• SUPPLIED MATERIAL:
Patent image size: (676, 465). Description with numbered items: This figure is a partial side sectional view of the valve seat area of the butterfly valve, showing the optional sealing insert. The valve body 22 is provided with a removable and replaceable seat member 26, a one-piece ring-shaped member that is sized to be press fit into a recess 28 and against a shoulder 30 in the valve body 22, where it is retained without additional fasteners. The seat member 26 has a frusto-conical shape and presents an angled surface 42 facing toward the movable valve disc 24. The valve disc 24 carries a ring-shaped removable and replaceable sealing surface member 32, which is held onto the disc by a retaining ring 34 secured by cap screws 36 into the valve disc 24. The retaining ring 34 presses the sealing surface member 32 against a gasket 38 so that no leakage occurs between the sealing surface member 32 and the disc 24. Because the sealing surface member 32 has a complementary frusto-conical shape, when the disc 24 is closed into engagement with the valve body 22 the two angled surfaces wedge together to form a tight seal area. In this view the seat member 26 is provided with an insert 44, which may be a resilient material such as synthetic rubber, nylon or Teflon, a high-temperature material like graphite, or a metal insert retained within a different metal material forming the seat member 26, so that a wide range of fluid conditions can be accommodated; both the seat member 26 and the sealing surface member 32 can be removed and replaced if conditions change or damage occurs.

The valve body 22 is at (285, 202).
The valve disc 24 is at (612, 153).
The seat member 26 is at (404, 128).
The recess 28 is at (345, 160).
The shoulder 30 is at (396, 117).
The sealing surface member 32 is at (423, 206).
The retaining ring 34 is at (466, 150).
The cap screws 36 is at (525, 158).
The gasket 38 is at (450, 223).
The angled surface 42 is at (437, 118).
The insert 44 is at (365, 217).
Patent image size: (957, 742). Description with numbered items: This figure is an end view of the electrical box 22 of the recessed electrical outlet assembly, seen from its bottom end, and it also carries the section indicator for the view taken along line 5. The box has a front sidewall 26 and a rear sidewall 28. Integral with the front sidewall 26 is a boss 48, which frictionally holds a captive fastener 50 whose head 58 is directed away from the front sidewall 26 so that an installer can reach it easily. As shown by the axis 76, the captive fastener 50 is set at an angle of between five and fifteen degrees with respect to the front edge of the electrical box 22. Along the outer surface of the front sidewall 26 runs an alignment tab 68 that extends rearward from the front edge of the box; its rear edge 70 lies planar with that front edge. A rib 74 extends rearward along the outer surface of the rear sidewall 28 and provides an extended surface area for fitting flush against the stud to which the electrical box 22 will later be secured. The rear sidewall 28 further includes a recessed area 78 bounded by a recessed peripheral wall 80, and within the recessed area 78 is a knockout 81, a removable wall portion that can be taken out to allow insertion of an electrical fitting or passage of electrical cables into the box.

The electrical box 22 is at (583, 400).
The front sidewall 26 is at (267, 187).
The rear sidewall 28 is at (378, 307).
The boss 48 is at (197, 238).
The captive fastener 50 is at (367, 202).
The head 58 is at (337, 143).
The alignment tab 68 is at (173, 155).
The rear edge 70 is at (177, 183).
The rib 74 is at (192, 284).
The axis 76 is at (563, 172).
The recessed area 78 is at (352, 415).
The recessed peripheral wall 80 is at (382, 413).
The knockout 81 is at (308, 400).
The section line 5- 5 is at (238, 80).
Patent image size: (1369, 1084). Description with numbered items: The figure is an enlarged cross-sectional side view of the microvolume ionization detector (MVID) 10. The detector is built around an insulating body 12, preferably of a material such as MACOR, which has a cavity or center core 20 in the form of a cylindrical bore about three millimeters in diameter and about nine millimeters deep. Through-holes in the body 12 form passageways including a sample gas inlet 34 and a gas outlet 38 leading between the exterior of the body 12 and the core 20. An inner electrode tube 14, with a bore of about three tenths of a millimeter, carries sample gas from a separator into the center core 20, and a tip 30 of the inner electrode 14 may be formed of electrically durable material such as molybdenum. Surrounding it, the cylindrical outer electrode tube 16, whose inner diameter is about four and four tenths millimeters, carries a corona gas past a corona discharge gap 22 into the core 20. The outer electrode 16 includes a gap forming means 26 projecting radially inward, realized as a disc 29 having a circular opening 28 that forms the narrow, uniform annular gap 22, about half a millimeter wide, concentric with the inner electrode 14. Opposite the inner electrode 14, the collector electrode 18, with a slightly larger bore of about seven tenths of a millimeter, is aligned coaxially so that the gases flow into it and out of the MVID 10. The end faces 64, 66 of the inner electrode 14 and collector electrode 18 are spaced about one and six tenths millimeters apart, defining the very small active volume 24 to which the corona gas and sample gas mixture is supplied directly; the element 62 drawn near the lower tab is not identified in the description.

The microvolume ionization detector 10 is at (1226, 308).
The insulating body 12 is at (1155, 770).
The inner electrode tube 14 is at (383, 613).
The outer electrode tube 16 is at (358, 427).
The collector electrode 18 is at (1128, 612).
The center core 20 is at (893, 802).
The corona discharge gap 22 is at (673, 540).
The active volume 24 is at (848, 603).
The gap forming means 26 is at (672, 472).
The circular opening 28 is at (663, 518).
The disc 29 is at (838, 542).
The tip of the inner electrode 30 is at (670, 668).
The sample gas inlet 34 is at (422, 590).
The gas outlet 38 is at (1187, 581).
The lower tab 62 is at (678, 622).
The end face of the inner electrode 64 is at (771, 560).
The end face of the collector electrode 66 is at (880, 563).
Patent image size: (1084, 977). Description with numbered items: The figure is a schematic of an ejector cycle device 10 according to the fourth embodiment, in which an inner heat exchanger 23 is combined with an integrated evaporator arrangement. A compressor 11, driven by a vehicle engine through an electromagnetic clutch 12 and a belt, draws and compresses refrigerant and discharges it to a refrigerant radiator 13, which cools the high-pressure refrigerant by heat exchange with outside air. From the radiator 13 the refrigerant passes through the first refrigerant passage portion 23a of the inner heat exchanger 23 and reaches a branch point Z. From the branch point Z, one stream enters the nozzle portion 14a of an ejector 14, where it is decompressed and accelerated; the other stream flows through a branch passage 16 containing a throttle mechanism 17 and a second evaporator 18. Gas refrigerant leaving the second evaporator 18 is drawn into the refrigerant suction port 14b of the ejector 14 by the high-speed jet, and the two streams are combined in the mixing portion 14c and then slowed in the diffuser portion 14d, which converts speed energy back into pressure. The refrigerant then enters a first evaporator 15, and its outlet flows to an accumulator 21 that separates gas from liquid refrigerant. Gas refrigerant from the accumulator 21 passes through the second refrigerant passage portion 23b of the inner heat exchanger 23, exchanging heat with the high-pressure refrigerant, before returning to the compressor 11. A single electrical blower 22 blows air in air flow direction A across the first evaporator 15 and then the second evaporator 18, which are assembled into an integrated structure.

• EXERCISE INSTRUCTIONS:
Copy out all of the material above line for line, without changing anything.

• SOLUTION:
Patent image size: (676, 465). Description with numbered items: This figure is a partial side sectional view of the valve seat area of the butterfly valve, showing the optional sealing insert. The valve body 22 is provided with a removable and replaceable seat member 26, a one-piece ring-shaped member that is sized to be press fit into a recess 28 and against a shoulder 30 in the valve body 22, where it is retained without additional fasteners. The seat member 26 has a frusto-conical shape and presents an angled surface 42 facing toward the movable valve disc 24. The valve disc 24 carries a ring-shaped removable and replaceable sealing surface member 32, which is held onto the disc by a retaining ring 34 secured by cap screws 36 into the valve disc 24. The retaining ring 34 presses the sealing surface member 32 against a gasket 38 so that no leakage occurs between the sealing surface member 32 and the disc 24. Because the sealing surface member 32 has a complementary frusto-conical shape, when the disc 24 is closed into engagement with the valve body 22 the two angled surfaces wedge together to form a tight seal area. In this view the seat member 26 is provided with an insert 44, which may be a resilient material such as synthetic rubber, nylon or Teflon, a high-temperature material like graphite, or a metal insert retained within a different metal material forming the seat member 26, so that a wide range of fluid conditions can be accommodated; both the seat member 26 and the sealing surface member 32 can be removed and replaced if conditions change or damage occurs.

The valve body 22 is at (285, 202).
The valve disc 24 is at (612, 153).
The seat member 26 is at (404, 128).
The recess 28 is at (345, 160).
The shoulder 30 is at (396, 117).
The sealing surface member 32 is at (423, 206).
The retaining ring 34 is at (466, 150).
The cap screws 36 is at (525, 158).
The gasket 38 is at (450, 223).
The angled surface 42 is at (437, 118).
The insert 44 is at (365, 217).
Patent image size: (957, 742). Description with numbered items: This figure is an end view of the electrical box 22 of the recessed electrical outlet assembly, seen from its bottom end, and it also carries the section indicator for the view taken along line 5. The box has a front sidewall 26 and a rear sidewall 28. Integral with the front sidewall 26 is a boss 48, which frictionally holds a captive fastener 50 whose head 58 is directed away from the front sidewall 26 so that an installer can reach it easily. As shown by the axis 76, the captive fastener 50 is set at an angle of between five and fifteen degrees with respect to the front edge of the electrical box 22. Along the outer surface of the front sidewall 26 runs an alignment tab 68 that extends rearward from the front edge of the box; its rear edge 70 lies planar with that front edge. A rib 74 extends rearward along the outer surface of the rear sidewall 28 and provides an extended surface area for fitting flush against the stud to which the electrical box 22 will later be secured. The rear sidewall 28 further includes a recessed area 78 bounded by a recessed peripheral wall 80, and within the recessed area 78 is a knockout 81, a removable wall portion that can be taken out to allow insertion of an electrical fitting or passage of electrical cables into the box.

The electrical box 22 is at (583, 400).
The front sidewall 26 is at (267, 187).
The rear sidewall 28 is at (378, 307).
The boss 48 is at (197, 238).
The captive fastener 50 is at (367, 202).
The head 58 is at (337, 143).
The alignment tab 68 is at (173, 155).
The rear edge 70 is at (177, 183).
The rib 74 is at (192, 284).
The axis 76 is at (563, 172).
The recessed area 78 is at (352, 415).
The recessed peripheral wall 80 is at (382, 413).
The knockout 81 is at (308, 400).
The section line 5- 5 is at (238, 80).
Patent image size: (1369, 1084). Description with numbered items: The figure is an enlarged cross-sectional side view of the microvolume ionization detector (MVID) 10. The detector is built around an insulating body 12, preferably of a material such as MACOR, which has a cavity or center core 20 in the form of a cylindrical bore about three millimeters in diameter and about nine millimeters deep. Through-holes in the body 12 form passageways including a sample gas inlet 34 and a gas outlet 38 leading between the exterior of the body 12 and the core 20. An inner electrode tube 14, with a bore of about three tenths of a millimeter, carries sample gas from a separator into the center core 20, and a tip 30 of the inner electrode 14 may be formed of electrically durable material such as molybdenum. Surrounding it, the cylindrical outer electrode tube 16, whose inner diameter is about four and four tenths millimeters, carries a corona gas past a corona discharge gap 22 into the core 20. The outer electrode 16 includes a gap forming means 26 projecting radially inward, realized as a disc 29 having a circular opening 28 that forms the narrow, uniform annular gap 22, about half a millimeter wide, concentric with the inner electrode 14. Opposite the inner electrode 14, the collector electrode 18, with a slightly larger bore of about seven tenths of a millimeter, is aligned coaxially so that the gases flow into it and out of the MVID 10. The end faces 64, 66 of the inner electrode 14 and collector electrode 18 are spaced about one and six tenths millimeters apart, defining the very small active volume 24 to which the corona gas and sample gas mixture is supplied directly; the element 62 drawn near the lower tab is not identified in the description.

The microvolume ionization detector 10 is at (1226, 308).
The insulating body 12 is at (1155, 770).
The inner electrode tube 14 is at (383, 613).
The outer electrode tube 16 is at (358, 427).
The collector electrode 18 is at (1128, 612).
The center core 20 is at (893, 802).
The corona discharge gap 22 is at (673, 540).
The active volume 24 is at (848, 603).
The gap forming means 26 is at (672, 472).
The circular opening 28 is at (663, 518).
The disc 29 is at (838, 542).
The tip of the inner electrode 30 is at (670, 668).
The sample gas inlet 34 is at (422, 590).
The gas outlet 38 is at (1187, 581).
The lower tab 62 is at (678, 622).
The end face of the inner electrode 64 is at (771, 560).
The end face of the collector electrode 66 is at (880, 563).
Patent image size: (1084, 977). Description with numbered items: The figure is a schematic of an ejector cycle device 10 according to the fourth embodiment, in which an inner heat exchanger 23 is combined with an integrated evaporator arrangement. A compressor 11, driven by a vehicle engine through an electromagnetic clutch 12 and a belt, draws and compresses refrigerant and discharges it to a refrigerant radiator 13, which cools the high-pressure refrigerant by heat exchange with outside air. From the radiator 13 the refrigerant passes through the first refrigerant passage portion 23a of the inner heat exchanger 23 and reaches a branch point Z. From the branch point Z, one stream enters the nozzle portion 14a of an ejector 14, where it is decompressed and accelerated; the other stream flows through a branch passage 16 containing a throttle mechanism 17 and a second evaporator 18. Gas refrigerant leaving the second evaporator 18 is drawn into the refrigerant suction port 14b of the ejector 14 by the high-speed jet, and the two streams are combined in the mixing portion 14c and then slowed in the diffuser portion 14d, which converts speed energy back into pressure. The refrigerant then enters a first evaporator 15, and its outlet flows to an accumulator 21 that separates gas from liquid refrigerant. Gas refrigerant from the accumulator 21 passes through the second refrigerant passage portion 23b of the inner heat exchanger 23, exchanging heat with the high-pressure refrigerant, before returning to the compressor 11. A single electrical blower 22 blows air in air flow direction A across the first evaporator 15 and then the second evaporator 18, which are assembled into an integrated structure.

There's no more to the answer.